▸ **Directive**: In the entries that follow, how many lines contain "employed"? Answer with the number only.

▸ **Data listing**:
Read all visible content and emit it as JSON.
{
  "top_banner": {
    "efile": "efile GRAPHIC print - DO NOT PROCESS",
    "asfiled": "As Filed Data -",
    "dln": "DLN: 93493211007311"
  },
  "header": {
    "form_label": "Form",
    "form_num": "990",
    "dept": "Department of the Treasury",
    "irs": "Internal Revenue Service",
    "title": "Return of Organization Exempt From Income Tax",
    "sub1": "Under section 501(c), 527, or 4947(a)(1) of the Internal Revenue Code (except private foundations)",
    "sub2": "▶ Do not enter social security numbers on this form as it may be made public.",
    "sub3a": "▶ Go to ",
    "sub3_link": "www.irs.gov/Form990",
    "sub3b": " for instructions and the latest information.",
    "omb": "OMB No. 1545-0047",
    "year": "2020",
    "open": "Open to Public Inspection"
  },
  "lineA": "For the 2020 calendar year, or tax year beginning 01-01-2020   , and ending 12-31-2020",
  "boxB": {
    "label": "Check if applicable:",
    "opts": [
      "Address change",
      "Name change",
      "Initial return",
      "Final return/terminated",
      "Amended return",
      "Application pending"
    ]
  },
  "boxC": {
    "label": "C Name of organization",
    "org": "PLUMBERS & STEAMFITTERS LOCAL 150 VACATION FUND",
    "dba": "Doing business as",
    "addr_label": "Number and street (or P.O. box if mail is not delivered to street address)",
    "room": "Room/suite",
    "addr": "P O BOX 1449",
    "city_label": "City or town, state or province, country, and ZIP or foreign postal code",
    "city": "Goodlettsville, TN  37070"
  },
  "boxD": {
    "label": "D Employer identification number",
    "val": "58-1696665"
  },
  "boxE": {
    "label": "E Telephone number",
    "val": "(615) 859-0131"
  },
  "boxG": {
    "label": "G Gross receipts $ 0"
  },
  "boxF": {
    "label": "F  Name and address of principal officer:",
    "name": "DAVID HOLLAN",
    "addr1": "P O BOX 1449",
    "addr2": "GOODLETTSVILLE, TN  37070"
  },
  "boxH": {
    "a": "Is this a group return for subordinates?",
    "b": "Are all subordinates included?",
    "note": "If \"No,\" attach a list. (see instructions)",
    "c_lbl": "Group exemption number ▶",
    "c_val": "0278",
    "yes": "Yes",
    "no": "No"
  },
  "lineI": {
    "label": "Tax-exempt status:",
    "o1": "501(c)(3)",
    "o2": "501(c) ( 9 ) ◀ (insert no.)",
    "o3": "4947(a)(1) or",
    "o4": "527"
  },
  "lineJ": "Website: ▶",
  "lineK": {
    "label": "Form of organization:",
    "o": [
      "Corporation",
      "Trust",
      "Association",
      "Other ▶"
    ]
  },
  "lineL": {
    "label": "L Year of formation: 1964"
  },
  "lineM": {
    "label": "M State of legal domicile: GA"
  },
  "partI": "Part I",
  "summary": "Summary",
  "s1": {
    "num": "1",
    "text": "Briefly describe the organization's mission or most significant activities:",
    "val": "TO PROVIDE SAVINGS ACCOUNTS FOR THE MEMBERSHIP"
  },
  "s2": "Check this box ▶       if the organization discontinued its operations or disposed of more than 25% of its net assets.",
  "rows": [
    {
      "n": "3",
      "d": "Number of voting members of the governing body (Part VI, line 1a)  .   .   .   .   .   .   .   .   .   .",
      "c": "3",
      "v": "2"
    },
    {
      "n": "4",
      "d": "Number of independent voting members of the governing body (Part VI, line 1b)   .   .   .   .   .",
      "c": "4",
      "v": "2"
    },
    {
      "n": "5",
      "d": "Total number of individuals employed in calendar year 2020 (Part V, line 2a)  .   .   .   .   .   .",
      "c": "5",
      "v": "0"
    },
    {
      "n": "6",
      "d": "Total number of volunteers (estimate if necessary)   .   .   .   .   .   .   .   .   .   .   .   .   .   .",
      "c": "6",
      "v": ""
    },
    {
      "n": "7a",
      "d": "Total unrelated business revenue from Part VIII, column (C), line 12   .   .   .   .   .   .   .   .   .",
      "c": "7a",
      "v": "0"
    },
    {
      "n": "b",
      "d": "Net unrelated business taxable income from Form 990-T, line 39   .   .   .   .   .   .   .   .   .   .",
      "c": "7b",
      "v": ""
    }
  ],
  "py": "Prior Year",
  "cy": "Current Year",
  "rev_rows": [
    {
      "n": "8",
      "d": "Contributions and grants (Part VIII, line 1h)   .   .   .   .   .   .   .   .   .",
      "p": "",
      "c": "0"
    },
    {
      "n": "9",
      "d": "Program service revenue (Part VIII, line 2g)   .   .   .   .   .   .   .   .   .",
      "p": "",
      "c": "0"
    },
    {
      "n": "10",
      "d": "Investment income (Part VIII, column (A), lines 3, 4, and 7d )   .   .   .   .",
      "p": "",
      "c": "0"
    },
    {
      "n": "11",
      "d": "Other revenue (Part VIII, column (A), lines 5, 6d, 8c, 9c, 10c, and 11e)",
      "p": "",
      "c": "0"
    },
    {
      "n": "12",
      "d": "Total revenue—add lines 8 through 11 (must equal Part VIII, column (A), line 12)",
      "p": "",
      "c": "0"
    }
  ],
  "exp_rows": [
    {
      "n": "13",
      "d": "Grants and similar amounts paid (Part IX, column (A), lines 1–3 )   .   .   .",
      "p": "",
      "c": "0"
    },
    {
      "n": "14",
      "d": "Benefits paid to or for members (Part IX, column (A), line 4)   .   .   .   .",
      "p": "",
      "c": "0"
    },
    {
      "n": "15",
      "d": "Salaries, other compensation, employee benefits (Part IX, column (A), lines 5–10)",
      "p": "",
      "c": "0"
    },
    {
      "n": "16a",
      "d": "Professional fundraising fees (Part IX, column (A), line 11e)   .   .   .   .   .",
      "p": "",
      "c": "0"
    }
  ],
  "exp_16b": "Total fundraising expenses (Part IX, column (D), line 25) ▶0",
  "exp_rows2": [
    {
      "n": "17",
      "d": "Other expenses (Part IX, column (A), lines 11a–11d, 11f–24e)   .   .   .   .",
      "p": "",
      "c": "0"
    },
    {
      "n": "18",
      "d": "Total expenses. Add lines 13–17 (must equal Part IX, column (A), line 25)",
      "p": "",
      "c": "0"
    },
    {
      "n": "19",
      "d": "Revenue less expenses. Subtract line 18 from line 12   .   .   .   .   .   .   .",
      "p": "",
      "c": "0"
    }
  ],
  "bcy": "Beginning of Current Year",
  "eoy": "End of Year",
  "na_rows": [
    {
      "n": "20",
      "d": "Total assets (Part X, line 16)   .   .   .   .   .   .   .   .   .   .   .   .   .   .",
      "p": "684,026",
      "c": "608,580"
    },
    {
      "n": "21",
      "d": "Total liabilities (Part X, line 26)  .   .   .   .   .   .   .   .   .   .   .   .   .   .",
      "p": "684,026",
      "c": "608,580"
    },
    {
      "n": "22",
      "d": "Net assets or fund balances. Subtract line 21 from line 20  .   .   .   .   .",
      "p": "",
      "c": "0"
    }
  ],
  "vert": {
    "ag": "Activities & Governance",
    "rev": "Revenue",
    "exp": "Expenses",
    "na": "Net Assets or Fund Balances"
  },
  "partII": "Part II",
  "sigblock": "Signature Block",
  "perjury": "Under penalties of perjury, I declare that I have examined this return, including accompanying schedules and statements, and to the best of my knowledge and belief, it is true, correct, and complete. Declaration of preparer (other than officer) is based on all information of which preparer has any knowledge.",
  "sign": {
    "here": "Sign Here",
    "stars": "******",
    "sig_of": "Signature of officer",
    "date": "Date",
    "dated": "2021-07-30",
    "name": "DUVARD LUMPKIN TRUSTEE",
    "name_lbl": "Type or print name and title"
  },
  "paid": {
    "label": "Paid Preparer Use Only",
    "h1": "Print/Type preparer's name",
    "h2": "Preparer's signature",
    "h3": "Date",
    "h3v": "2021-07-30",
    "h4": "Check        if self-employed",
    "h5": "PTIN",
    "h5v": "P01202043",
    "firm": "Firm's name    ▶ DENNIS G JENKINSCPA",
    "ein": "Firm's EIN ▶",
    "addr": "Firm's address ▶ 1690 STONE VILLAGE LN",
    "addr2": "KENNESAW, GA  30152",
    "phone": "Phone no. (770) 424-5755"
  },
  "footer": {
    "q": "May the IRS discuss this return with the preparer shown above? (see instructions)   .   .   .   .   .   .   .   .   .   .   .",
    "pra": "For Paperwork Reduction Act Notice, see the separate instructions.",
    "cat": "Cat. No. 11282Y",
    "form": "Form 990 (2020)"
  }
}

▸ **Exercise response**: 2